## Working data
————

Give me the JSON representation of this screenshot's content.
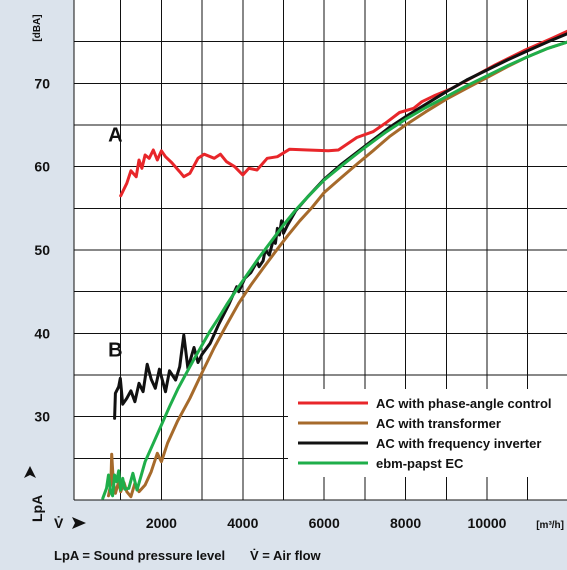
{
  "chart_data": {
    "type": "line",
    "x_axis": {
      "symbol": "V̇",
      "unit": "[m³/h]",
      "tick_values": [
        2000,
        4000,
        6000,
        8000,
        10000
      ],
      "tick_labels": [
        "2000",
        "4000",
        "6000",
        "8000",
        "10000"
      ],
      "range": [
        0,
        12000
      ],
      "grid_every": 1000
    },
    "y_axis": {
      "symbol": "LpA",
      "unit": "[dBA]",
      "tick_values": [
        30,
        40,
        50,
        60,
        70
      ],
      "tick_labels": [
        "30",
        "40",
        "50",
        "60",
        "70"
      ],
      "range": [
        20,
        80
      ],
      "grid_every": 5
    },
    "grid": true,
    "legend_placement": "bottom-right",
    "curve_labels": [
      {
        "text": "A",
        "x": 870,
        "y": 63.0
      },
      {
        "text": "B",
        "x": 870,
        "y": 37.2
      }
    ],
    "series": [
      {
        "name": "AC with phase-angle control",
        "color": "#e8262a",
        "points": [
          [
            1000,
            56.5
          ],
          [
            1150,
            58.0
          ],
          [
            1250,
            59.5
          ],
          [
            1380,
            58.8
          ],
          [
            1450,
            60.8
          ],
          [
            1520,
            59.8
          ],
          [
            1600,
            61.4
          ],
          [
            1700,
            61.0
          ],
          [
            1800,
            62.0
          ],
          [
            1900,
            60.8
          ],
          [
            2000,
            61.9
          ],
          [
            2100,
            61.2
          ],
          [
            2250,
            60.5
          ],
          [
            2450,
            59.4
          ],
          [
            2550,
            58.8
          ],
          [
            2700,
            59.2
          ],
          [
            2900,
            61.0
          ],
          [
            3050,
            61.5
          ],
          [
            3300,
            61.0
          ],
          [
            3450,
            61.5
          ],
          [
            3600,
            60.6
          ],
          [
            3800,
            60.0
          ],
          [
            4000,
            59.0
          ],
          [
            4150,
            59.8
          ],
          [
            4350,
            59.6
          ],
          [
            4600,
            61.0
          ],
          [
            4850,
            61.2
          ],
          [
            5150,
            62.1
          ],
          [
            5600,
            62.0
          ],
          [
            6100,
            61.9
          ],
          [
            6350,
            62.0
          ],
          [
            6800,
            63.5
          ],
          [
            7200,
            64.2
          ],
          [
            7500,
            65.2
          ],
          [
            7850,
            66.5
          ],
          [
            8200,
            67.0
          ],
          [
            8400,
            67.8
          ],
          [
            8700,
            68.5
          ],
          [
            9100,
            69.3
          ],
          [
            9600,
            70.6
          ],
          [
            10200,
            72.2
          ],
          [
            10900,
            73.9
          ],
          [
            11600,
            75.4
          ],
          [
            12000,
            76.3
          ]
        ]
      },
      {
        "name": "AC with transformer",
        "color": "#a66a2b",
        "points": [
          [
            700,
            20.5
          ],
          [
            760,
            22.0
          ],
          [
            780,
            25.5
          ],
          [
            820,
            22.0
          ],
          [
            870,
            20.8
          ],
          [
            950,
            22.2
          ],
          [
            1000,
            21.0
          ],
          [
            1080,
            22.1
          ],
          [
            1150,
            21.0
          ],
          [
            1250,
            20.4
          ],
          [
            1350,
            22.0
          ],
          [
            1450,
            21.0
          ],
          [
            1600,
            21.8
          ],
          [
            1750,
            23.4
          ],
          [
            1900,
            25.6
          ],
          [
            2000,
            24.6
          ],
          [
            2150,
            26.8
          ],
          [
            2400,
            29.5
          ],
          [
            2700,
            32.2
          ],
          [
            3000,
            35.3
          ],
          [
            3300,
            38.3
          ],
          [
            3600,
            41.0
          ],
          [
            3900,
            43.6
          ],
          [
            4200,
            45.8
          ],
          [
            4500,
            47.8
          ],
          [
            4800,
            49.8
          ],
          [
            5100,
            51.7
          ],
          [
            5400,
            53.5
          ],
          [
            5700,
            55.1
          ],
          [
            6000,
            56.9
          ],
          [
            6400,
            58.6
          ],
          [
            6800,
            60.3
          ],
          [
            7200,
            61.9
          ],
          [
            7600,
            63.6
          ],
          [
            8000,
            65.0
          ],
          [
            8500,
            66.6
          ],
          [
            9000,
            68.1
          ],
          [
            9500,
            69.4
          ],
          [
            10000,
            70.7
          ],
          [
            10500,
            72.0
          ],
          [
            11000,
            73.2
          ],
          [
            11500,
            74.2
          ],
          [
            12000,
            75.0
          ]
        ]
      },
      {
        "name": "AC with frequency inverter",
        "color": "#111111",
        "points": [
          [
            850,
            29.8
          ],
          [
            870,
            32.8
          ],
          [
            950,
            33.6
          ],
          [
            990,
            34.6
          ],
          [
            1050,
            31.5
          ],
          [
            1150,
            32.2
          ],
          [
            1250,
            33.1
          ],
          [
            1350,
            31.8
          ],
          [
            1450,
            34.0
          ],
          [
            1550,
            33.0
          ],
          [
            1650,
            36.3
          ],
          [
            1750,
            34.5
          ],
          [
            1850,
            33.4
          ],
          [
            1950,
            35.7
          ],
          [
            2100,
            33.0
          ],
          [
            2200,
            35.5
          ],
          [
            2350,
            34.4
          ],
          [
            2450,
            36.0
          ],
          [
            2550,
            39.8
          ],
          [
            2650,
            35.8
          ],
          [
            2800,
            38.3
          ],
          [
            2900,
            36.5
          ],
          [
            3000,
            37.5
          ],
          [
            3200,
            38.8
          ],
          [
            3400,
            41.0
          ],
          [
            3650,
            43.4
          ],
          [
            3850,
            45.6
          ],
          [
            3900,
            45.0
          ],
          [
            4050,
            46.6
          ],
          [
            4200,
            47.3
          ],
          [
            4350,
            48.6
          ],
          [
            4400,
            48.0
          ],
          [
            4500,
            48.7
          ],
          [
            4550,
            50.0
          ],
          [
            4650,
            49.4
          ],
          [
            4750,
            51.2
          ],
          [
            4800,
            50.8
          ],
          [
            4850,
            52.6
          ],
          [
            4900,
            51.8
          ],
          [
            4950,
            53.5
          ],
          [
            5000,
            52.0
          ],
          [
            5100,
            53.0
          ],
          [
            5300,
            54.7
          ],
          [
            5600,
            56.4
          ],
          [
            6000,
            58.5
          ],
          [
            6400,
            60.2
          ],
          [
            6800,
            61.7
          ],
          [
            7200,
            63.2
          ],
          [
            7600,
            64.7
          ],
          [
            8000,
            66.0
          ],
          [
            8500,
            67.5
          ],
          [
            9000,
            69.0
          ],
          [
            9500,
            70.4
          ],
          [
            10000,
            71.6
          ],
          [
            10500,
            72.8
          ],
          [
            11000,
            73.9
          ],
          [
            11500,
            75.0
          ],
          [
            12000,
            76.0
          ]
        ]
      },
      {
        "name": "ebm-papst EC",
        "color": "#1fae4a",
        "points": [
          [
            560,
            20.2
          ],
          [
            650,
            21.4
          ],
          [
            700,
            23.0
          ],
          [
            750,
            21.0
          ],
          [
            800,
            20.5
          ],
          [
            850,
            23.0
          ],
          [
            900,
            22.2
          ],
          [
            950,
            23.5
          ],
          [
            1000,
            21.2
          ],
          [
            1050,
            22.6
          ],
          [
            1100,
            21.3
          ],
          [
            1200,
            21.4
          ],
          [
            1300,
            23.2
          ],
          [
            1400,
            21.2
          ],
          [
            1500,
            22.9
          ],
          [
            1600,
            24.6
          ],
          [
            1800,
            26.8
          ],
          [
            2000,
            29.0
          ],
          [
            2200,
            31.2
          ],
          [
            2400,
            33.3
          ],
          [
            2600,
            35.1
          ],
          [
            2800,
            36.9
          ],
          [
            3000,
            38.6
          ],
          [
            3200,
            40.3
          ],
          [
            3400,
            41.8
          ],
          [
            3600,
            43.4
          ],
          [
            3800,
            44.9
          ],
          [
            4000,
            46.3
          ],
          [
            4200,
            47.7
          ],
          [
            4400,
            49.1
          ],
          [
            4600,
            50.4
          ],
          [
            4800,
            51.7
          ],
          [
            5000,
            53.0
          ],
          [
            5300,
            54.8
          ],
          [
            5600,
            56.4
          ],
          [
            6000,
            58.4
          ],
          [
            6500,
            60.4
          ],
          [
            7000,
            62.3
          ],
          [
            7500,
            64.1
          ],
          [
            8000,
            65.7
          ],
          [
            8500,
            67.1
          ],
          [
            9000,
            68.4
          ],
          [
            9500,
            69.7
          ],
          [
            10000,
            70.9
          ],
          [
            10500,
            72.1
          ],
          [
            11000,
            73.2
          ],
          [
            11500,
            74.2
          ],
          [
            12000,
            75.0
          ]
        ]
      }
    ],
    "footnote": {
      "lpa_text": "LpA = Sound pressure level",
      "v_text": "V̇ = Air flow"
    }
  }
}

————

## Given request
Copy out every line of the material above that mentions the word "with".

## Result of this exercise
        "name": "AC with phase-angle control",
        "name": "AC with transformer",
        "name": "AC with frequency inverter",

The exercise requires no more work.